# [Provided entries]
+--

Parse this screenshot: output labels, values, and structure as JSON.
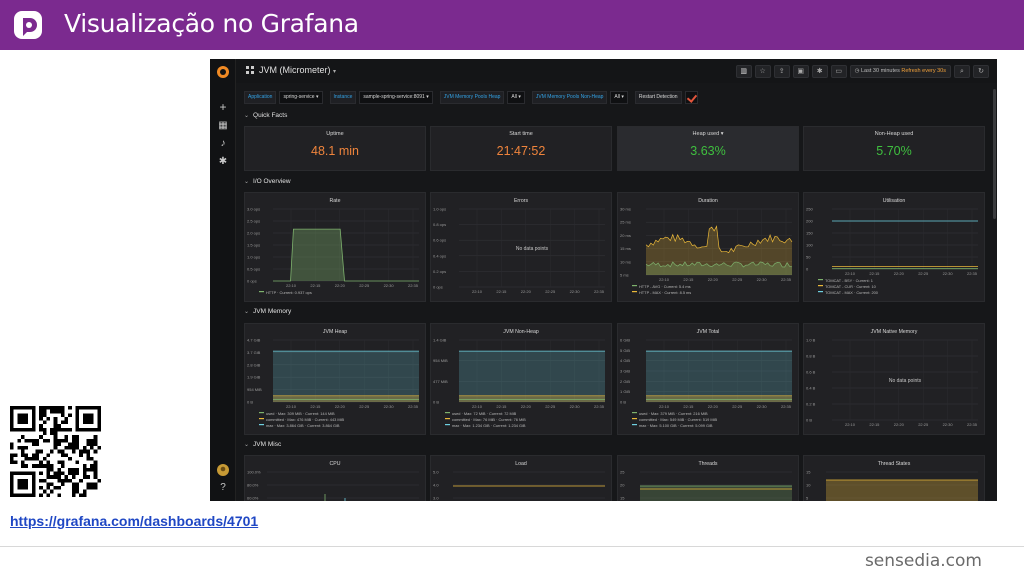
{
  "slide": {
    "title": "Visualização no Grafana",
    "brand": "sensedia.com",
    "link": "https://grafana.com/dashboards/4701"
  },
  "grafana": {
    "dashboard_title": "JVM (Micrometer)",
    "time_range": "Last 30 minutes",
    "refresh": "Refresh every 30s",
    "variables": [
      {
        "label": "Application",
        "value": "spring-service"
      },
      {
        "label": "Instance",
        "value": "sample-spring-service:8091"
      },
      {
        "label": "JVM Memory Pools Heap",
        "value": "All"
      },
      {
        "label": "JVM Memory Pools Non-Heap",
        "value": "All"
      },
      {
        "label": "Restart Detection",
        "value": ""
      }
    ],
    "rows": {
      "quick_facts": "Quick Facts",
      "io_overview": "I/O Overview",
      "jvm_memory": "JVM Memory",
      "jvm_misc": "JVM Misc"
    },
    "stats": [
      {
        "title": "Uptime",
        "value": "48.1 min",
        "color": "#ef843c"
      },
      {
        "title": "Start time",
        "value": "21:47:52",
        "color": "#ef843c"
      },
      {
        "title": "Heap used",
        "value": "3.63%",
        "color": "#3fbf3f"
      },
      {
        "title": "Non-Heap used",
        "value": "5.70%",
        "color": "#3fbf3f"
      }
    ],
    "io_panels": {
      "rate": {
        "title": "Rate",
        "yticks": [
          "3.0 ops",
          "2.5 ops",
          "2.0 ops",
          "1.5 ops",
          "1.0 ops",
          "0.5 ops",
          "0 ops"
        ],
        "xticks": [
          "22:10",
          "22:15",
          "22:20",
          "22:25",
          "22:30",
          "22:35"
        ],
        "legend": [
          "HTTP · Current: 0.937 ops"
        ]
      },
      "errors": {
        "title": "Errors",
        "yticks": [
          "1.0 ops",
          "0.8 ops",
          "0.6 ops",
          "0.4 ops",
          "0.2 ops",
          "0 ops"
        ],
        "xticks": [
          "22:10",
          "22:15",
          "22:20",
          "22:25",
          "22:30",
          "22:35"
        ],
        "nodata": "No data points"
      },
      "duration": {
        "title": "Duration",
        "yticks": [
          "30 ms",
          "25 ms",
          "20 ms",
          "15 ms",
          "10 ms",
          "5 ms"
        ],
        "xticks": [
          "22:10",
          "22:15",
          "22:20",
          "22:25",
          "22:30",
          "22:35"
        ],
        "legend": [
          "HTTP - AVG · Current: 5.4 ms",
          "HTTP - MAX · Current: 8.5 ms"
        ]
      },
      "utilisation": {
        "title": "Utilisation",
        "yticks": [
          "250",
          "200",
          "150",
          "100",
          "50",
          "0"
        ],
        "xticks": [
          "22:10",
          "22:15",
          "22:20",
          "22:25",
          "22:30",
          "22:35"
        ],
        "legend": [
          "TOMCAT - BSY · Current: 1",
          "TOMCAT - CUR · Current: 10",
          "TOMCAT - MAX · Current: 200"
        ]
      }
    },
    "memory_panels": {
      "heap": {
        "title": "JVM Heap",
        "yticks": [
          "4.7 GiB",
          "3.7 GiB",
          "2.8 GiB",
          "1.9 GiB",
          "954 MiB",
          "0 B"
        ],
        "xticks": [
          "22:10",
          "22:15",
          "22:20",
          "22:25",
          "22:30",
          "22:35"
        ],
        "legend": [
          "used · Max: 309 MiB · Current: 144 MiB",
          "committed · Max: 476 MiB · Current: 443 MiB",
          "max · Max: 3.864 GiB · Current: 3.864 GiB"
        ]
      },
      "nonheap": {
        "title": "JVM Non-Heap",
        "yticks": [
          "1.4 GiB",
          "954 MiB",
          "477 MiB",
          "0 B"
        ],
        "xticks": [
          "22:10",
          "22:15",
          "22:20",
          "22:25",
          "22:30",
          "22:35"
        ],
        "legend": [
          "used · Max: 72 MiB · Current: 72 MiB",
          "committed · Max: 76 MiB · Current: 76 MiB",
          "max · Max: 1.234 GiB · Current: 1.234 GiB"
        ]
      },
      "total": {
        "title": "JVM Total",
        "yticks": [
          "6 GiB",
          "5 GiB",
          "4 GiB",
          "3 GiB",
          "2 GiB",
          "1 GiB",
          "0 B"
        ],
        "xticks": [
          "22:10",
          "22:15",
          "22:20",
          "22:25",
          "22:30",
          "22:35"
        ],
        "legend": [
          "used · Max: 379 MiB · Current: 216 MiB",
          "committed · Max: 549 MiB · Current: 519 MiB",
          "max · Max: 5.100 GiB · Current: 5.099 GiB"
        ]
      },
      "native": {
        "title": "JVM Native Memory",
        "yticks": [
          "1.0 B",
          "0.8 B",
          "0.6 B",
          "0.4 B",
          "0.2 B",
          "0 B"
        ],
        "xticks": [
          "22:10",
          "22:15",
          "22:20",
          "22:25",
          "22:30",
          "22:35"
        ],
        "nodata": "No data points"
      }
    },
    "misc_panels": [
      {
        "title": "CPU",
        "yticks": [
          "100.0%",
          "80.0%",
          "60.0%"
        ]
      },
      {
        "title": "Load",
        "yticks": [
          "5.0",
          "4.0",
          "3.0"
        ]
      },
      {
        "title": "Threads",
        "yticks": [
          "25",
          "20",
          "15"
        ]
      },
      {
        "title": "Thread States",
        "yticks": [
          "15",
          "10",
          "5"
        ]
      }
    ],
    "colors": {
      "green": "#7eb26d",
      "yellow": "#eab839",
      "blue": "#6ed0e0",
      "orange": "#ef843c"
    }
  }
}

+--

# [Exercise objective]
Transcribe the material exactly, leaving every picture out.

# [Exercise answer]
Parse this screenshot: output labels, values, and structure as JSON.
{
  "slide": {
    "title": "Visualização no Grafana",
    "brand": "sensedia.com",
    "link": "https://grafana.com/dashboards/4701"
  },
  "grafana": {
    "dashboard_title": "JVM (Micrometer)",
    "time_range": "Last 30 minutes",
    "refresh": "Refresh every 30s",
    "variables": [
      {
        "label": "Application",
        "value": "spring-service"
      },
      {
        "label": "Instance",
        "value": "sample-spring-service:8091"
      },
      {
        "label": "JVM Memory Pools Heap",
        "value": "All"
      },
      {
        "label": "JVM Memory Pools Non-Heap",
        "value": "All"
      },
      {
        "label": "Restart Detection",
        "value": ""
      }
    ],
    "rows": {
      "quick_facts": "Quick Facts",
      "io_overview": "I/O Overview",
      "jvm_memory": "JVM Memory",
      "jvm_misc": "JVM Misc"
    },
    "stats": [
      {
        "title": "Uptime",
        "value": "48.1 min",
        "color": "#ef843c"
      },
      {
        "title": "Start time",
        "value": "21:47:52",
        "color": "#ef843c"
      },
      {
        "title": "Heap used",
        "value": "3.63%",
        "color": "#3fbf3f"
      },
      {
        "title": "Non-Heap used",
        "value": "5.70%",
        "color": "#3fbf3f"
      }
    ],
    "io_panels": {
      "rate": {
        "title": "Rate",
        "yticks": [
          "3.0 ops",
          "2.5 ops",
          "2.0 ops",
          "1.5 ops",
          "1.0 ops",
          "0.5 ops",
          "0 ops"
        ],
        "xticks": [
          "22:10",
          "22:15",
          "22:20",
          "22:25",
          "22:30",
          "22:35"
        ],
        "legend": [
          "HTTP · Current: 0.937 ops"
        ]
      },
      "errors": {
        "title": "Errors",
        "yticks": [
          "1.0 ops",
          "0.8 ops",
          "0.6 ops",
          "0.4 ops",
          "0.2 ops",
          "0 ops"
        ],
        "xticks": [
          "22:10",
          "22:15",
          "22:20",
          "22:25",
          "22:30",
          "22:35"
        ],
        "nodata": "No data points"
      },
      "duration": {
        "title": "Duration",
        "yticks": [
          "30 ms",
          "25 ms",
          "20 ms",
          "15 ms",
          "10 ms",
          "5 ms"
        ],
        "xticks": [
          "22:10",
          "22:15",
          "22:20",
          "22:25",
          "22:30",
          "22:35"
        ],
        "legend": [
          "HTTP - AVG · Current: 5.4 ms",
          "HTTP - MAX · Current: 8.5 ms"
        ]
      },
      "utilisation": {
        "title": "Utilisation",
        "yticks": [
          "250",
          "200",
          "150",
          "100",
          "50",
          "0"
        ],
        "xticks": [
          "22:10",
          "22:15",
          "22:20",
          "22:25",
          "22:30",
          "22:35"
        ],
        "legend": [
          "TOMCAT - BSY · Current: 1",
          "TOMCAT - CUR · Current: 10",
          "TOMCAT - MAX · Current: 200"
        ]
      }
    },
    "memory_panels": {
      "heap": {
        "title": "JVM Heap",
        "yticks": [
          "4.7 GiB",
          "3.7 GiB",
          "2.8 GiB",
          "1.9 GiB",
          "954 MiB",
          "0 B"
        ],
        "xticks": [
          "22:10",
          "22:15",
          "22:20",
          "22:25",
          "22:30",
          "22:35"
        ],
        "legend": [
          "used · Max: 309 MiB · Current: 144 MiB",
          "committed · Max: 476 MiB · Current: 443 MiB",
          "max · Max: 3.864 GiB · Current: 3.864 GiB"
        ]
      },
      "nonheap": {
        "title": "JVM Non-Heap",
        "yticks": [
          "1.4 GiB",
          "954 MiB",
          "477 MiB",
          "0 B"
        ],
        "xticks": [
          "22:10",
          "22:15",
          "22:20",
          "22:25",
          "22:30",
          "22:35"
        ],
        "legend": [
          "used · Max: 72 MiB · Current: 72 MiB",
          "committed · Max: 76 MiB · Current: 76 MiB",
          "max · Max: 1.234 GiB · Current: 1.234 GiB"
        ]
      },
      "total": {
        "title": "JVM Total",
        "yticks": [
          "6 GiB",
          "5 GiB",
          "4 GiB",
          "3 GiB",
          "2 GiB",
          "1 GiB",
          "0 B"
        ],
        "xticks": [
          "22:10",
          "22:15",
          "22:20",
          "22:25",
          "22:30",
          "22:35"
        ],
        "legend": [
          "used · Max: 379 MiB · Current: 216 MiB",
          "committed · Max: 549 MiB · Current: 519 MiB",
          "max · Max: 5.100 GiB · Current: 5.099 GiB"
        ]
      },
      "native": {
        "title": "JVM Native Memory",
        "yticks": [
          "1.0 B",
          "0.8 B",
          "0.6 B",
          "0.4 B",
          "0.2 B",
          "0 B"
        ],
        "xticks": [
          "22:10",
          "22:15",
          "22:20",
          "22:25",
          "22:30",
          "22:35"
        ],
        "nodata": "No data points"
      }
    },
    "misc_panels": [
      {
        "title": "CPU",
        "yticks": [
          "100.0%",
          "80.0%",
          "60.0%"
        ]
      },
      {
        "title": "Load",
        "yticks": [
          "5.0",
          "4.0",
          "3.0"
        ]
      },
      {
        "title": "Threads",
        "yticks": [
          "25",
          "20",
          "15"
        ]
      },
      {
        "title": "Thread States",
        "yticks": [
          "15",
          "10",
          "5"
        ]
      }
    ],
    "colors": {
      "green": "#7eb26d",
      "yellow": "#eab839",
      "blue": "#6ed0e0",
      "orange": "#ef843c"
    }
  }
}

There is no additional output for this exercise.